Figure record listings:
========================================

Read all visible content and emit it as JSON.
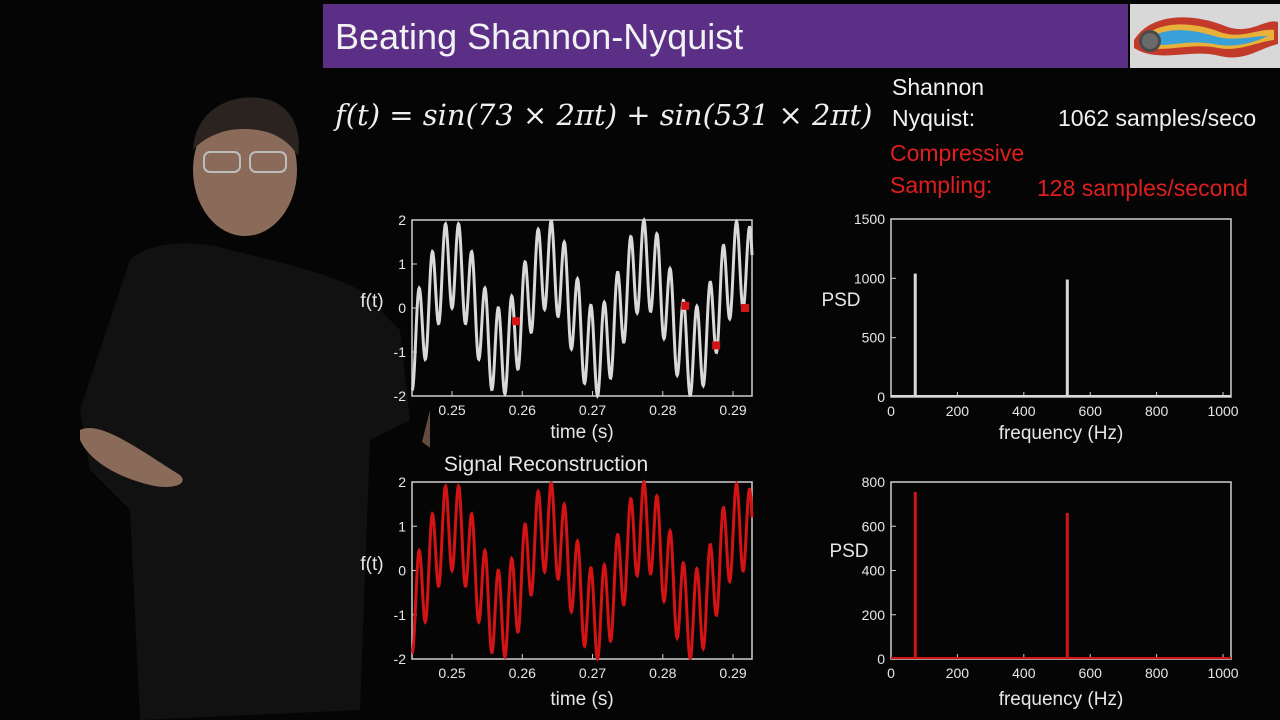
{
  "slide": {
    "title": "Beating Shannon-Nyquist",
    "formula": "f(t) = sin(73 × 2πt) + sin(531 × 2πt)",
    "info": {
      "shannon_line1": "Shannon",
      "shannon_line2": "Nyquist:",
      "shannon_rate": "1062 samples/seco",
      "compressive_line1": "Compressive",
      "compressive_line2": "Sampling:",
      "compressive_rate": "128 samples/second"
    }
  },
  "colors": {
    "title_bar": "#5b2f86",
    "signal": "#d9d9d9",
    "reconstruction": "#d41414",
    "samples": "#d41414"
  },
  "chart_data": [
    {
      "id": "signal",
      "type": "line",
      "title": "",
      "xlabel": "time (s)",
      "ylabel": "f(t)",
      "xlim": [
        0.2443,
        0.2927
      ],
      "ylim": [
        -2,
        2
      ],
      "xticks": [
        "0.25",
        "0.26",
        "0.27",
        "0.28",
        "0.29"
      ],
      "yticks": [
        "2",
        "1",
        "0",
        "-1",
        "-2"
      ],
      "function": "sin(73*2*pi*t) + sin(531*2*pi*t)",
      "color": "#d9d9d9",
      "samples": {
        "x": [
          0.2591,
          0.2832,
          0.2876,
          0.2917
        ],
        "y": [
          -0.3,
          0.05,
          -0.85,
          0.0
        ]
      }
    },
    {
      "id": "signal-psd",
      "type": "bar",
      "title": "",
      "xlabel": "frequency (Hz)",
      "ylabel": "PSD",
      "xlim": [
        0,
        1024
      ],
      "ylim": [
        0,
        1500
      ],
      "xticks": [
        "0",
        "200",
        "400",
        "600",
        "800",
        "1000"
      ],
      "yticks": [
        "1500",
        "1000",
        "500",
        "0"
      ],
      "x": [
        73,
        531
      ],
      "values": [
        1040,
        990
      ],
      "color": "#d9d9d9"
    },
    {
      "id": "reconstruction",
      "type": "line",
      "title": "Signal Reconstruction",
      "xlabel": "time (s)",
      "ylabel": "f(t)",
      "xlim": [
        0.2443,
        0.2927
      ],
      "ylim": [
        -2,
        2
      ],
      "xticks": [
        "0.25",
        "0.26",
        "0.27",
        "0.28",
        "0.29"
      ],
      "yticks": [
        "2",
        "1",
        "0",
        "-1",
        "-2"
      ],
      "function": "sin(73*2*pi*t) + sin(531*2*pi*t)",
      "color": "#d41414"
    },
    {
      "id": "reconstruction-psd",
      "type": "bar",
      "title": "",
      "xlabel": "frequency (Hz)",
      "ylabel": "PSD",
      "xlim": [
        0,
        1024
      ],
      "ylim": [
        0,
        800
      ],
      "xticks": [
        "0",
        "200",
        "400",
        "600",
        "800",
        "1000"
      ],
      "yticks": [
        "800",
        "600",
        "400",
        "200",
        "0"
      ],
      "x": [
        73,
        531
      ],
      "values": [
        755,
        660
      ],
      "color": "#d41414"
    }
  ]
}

========================================

*PROBLEM:* Transcribe the records above verbatim. Do not carry over any picture.

*REPLY TO THE EXERCISE:*
Read all visible content and emit it as JSON.
{
  "slide": {
    "title": "Beating Shannon-Nyquist",
    "formula": "f(t) = sin(73 × 2πt) + sin(531 × 2πt)",
    "info": {
      "shannon_line1": "Shannon",
      "shannon_line2": "Nyquist:",
      "shannon_rate": "1062 samples/seco",
      "compressive_line1": "Compressive",
      "compressive_line2": "Sampling:",
      "compressive_rate": "128 samples/second"
    }
  },
  "colors": {
    "title_bar": "#5b2f86",
    "signal": "#d9d9d9",
    "reconstruction": "#d41414",
    "samples": "#d41414"
  },
  "chart_data": [
    {
      "id": "signal",
      "type": "line",
      "title": "",
      "xlabel": "time (s)",
      "ylabel": "f(t)",
      "xlim": [
        0.2443,
        0.2927
      ],
      "ylim": [
        -2,
        2
      ],
      "xticks": [
        "0.25",
        "0.26",
        "0.27",
        "0.28",
        "0.29"
      ],
      "yticks": [
        "2",
        "1",
        "0",
        "-1",
        "-2"
      ],
      "function": "sin(73*2*pi*t) + sin(531*2*pi*t)",
      "color": "#d9d9d9",
      "samples": {
        "x": [
          0.2591,
          0.2832,
          0.2876,
          0.2917
        ],
        "y": [
          -0.3,
          0.05,
          -0.85,
          0.0
        ]
      }
    },
    {
      "id": "signal-psd",
      "type": "bar",
      "title": "",
      "xlabel": "frequency (Hz)",
      "ylabel": "PSD",
      "xlim": [
        0,
        1024
      ],
      "ylim": [
        0,
        1500
      ],
      "xticks": [
        "0",
        "200",
        "400",
        "600",
        "800",
        "1000"
      ],
      "yticks": [
        "1500",
        "1000",
        "500",
        "0"
      ],
      "x": [
        73,
        531
      ],
      "values": [
        1040,
        990
      ],
      "color": "#d9d9d9"
    },
    {
      "id": "reconstruction",
      "type": "line",
      "title": "Signal Reconstruction",
      "xlabel": "time (s)",
      "ylabel": "f(t)",
      "xlim": [
        0.2443,
        0.2927
      ],
      "ylim": [
        -2,
        2
      ],
      "xticks": [
        "0.25",
        "0.26",
        "0.27",
        "0.28",
        "0.29"
      ],
      "yticks": [
        "2",
        "1",
        "0",
        "-1",
        "-2"
      ],
      "function": "sin(73*2*pi*t) + sin(531*2*pi*t)",
      "color": "#d41414"
    },
    {
      "id": "reconstruction-psd",
      "type": "bar",
      "title": "",
      "xlabel": "frequency (Hz)",
      "ylabel": "PSD",
      "xlim": [
        0,
        1024
      ],
      "ylim": [
        0,
        800
      ],
      "xticks": [
        "0",
        "200",
        "400",
        "600",
        "800",
        "1000"
      ],
      "yticks": [
        "800",
        "600",
        "400",
        "200",
        "0"
      ],
      "x": [
        73,
        531
      ],
      "values": [
        755,
        660
      ],
      "color": "#d41414"
    }
  ]
}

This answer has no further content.